##### Raw data #####

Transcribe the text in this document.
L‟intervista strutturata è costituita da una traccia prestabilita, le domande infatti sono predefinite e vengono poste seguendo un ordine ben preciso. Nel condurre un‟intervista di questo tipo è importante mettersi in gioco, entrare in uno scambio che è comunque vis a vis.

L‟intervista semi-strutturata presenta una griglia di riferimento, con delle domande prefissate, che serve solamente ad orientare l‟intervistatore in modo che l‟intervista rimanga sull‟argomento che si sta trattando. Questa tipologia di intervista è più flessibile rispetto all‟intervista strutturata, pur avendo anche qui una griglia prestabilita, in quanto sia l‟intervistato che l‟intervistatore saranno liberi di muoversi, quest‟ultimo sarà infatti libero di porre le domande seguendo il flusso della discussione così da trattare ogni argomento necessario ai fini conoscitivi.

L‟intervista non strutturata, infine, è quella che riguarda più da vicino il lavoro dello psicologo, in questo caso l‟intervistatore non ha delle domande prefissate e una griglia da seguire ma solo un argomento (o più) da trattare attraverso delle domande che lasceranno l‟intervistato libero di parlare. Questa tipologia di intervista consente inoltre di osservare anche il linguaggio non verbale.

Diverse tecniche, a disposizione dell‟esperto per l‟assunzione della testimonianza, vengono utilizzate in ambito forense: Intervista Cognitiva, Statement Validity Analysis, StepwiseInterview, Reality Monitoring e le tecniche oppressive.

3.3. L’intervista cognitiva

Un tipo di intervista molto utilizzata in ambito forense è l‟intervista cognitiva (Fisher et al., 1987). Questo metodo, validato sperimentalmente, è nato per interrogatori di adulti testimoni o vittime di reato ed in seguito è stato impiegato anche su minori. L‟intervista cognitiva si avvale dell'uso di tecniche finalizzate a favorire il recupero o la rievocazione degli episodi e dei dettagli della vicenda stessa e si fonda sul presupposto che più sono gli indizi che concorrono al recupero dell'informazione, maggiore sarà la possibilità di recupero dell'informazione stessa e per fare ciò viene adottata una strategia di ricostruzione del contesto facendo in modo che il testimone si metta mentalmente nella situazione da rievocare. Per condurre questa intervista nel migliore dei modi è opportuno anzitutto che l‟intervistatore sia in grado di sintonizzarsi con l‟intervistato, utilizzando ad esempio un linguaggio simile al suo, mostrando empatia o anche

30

#####

§ **Your task**
Retype the material in full, character for character.

§ **Final result**
Transcribe the text in this document.
L‟intervista strutturata è costituita da una traccia prestabilita, le domande infatti sono predefinite e vengono poste seguendo un ordine ben preciso. Nel condurre un‟intervista di questo tipo è importante mettersi in gioco, entrare in uno scambio che è comunque vis a vis.

L‟intervista semi-strutturata presenta una griglia di riferimento, con delle domande prefissate, che serve solamente ad orientare l‟intervistatore in modo che l‟intervista rimanga sull‟argomento che si sta trattando. Questa tipologia di intervista è più flessibile rispetto all‟intervista strutturata, pur avendo anche qui una griglia prestabilita, in quanto sia l‟intervistato che l‟intervistatore saranno liberi di muoversi, quest‟ultimo sarà infatti libero di porre le domande seguendo il flusso della discussione così da trattare ogni argomento necessario ai fini conoscitivi.

L‟intervista non strutturata, infine, è quella che riguarda più da vicino il lavoro dello psicologo, in questo caso l‟intervistatore non ha delle domande prefissate e una griglia da seguire ma solo un argomento (o più) da trattare attraverso delle domande che lasceranno l‟intervistato libero di parlare. Questa tipologia di intervista consente inoltre di osservare anche il linguaggio non verbale.

Diverse tecniche, a disposizione dell‟esperto per l‟assunzione della testimonianza, vengono utilizzate in ambito forense: Intervista Cognitiva, Statement Validity Analysis, StepwiseInterview, Reality Monitoring e le tecniche oppressive.

3.3. L’intervista cognitiva

Un tipo di intervista molto utilizzata in ambito forense è l‟intervista cognitiva (Fisher et al., 1987). Questo metodo, validato sperimentalmente, è nato per interrogatori di adulti testimoni o vittime di reato ed in seguito è stato impiegato anche su minori. L‟intervista cognitiva si avvale dell'uso di tecniche finalizzate a favorire il recupero o la rievocazione degli episodi e dei dettagli della vicenda stessa e si fonda sul presupposto che più sono gli indizi che concorrono al recupero dell'informazione, maggiore sarà la possibilità di recupero dell'informazione stessa e per fare ciò viene adottata una strategia di ricostruzione del contesto facendo in modo che il testimone si metta mentalmente nella situazione da rievocare. Per condurre questa intervista nel migliore dei modi è opportuno anzitutto che l‟intervistatore sia in grado di sintonizzarsi con l‟intervistato, utilizzando ad esempio un linguaggio simile al suo, mostrando empatia o anche

30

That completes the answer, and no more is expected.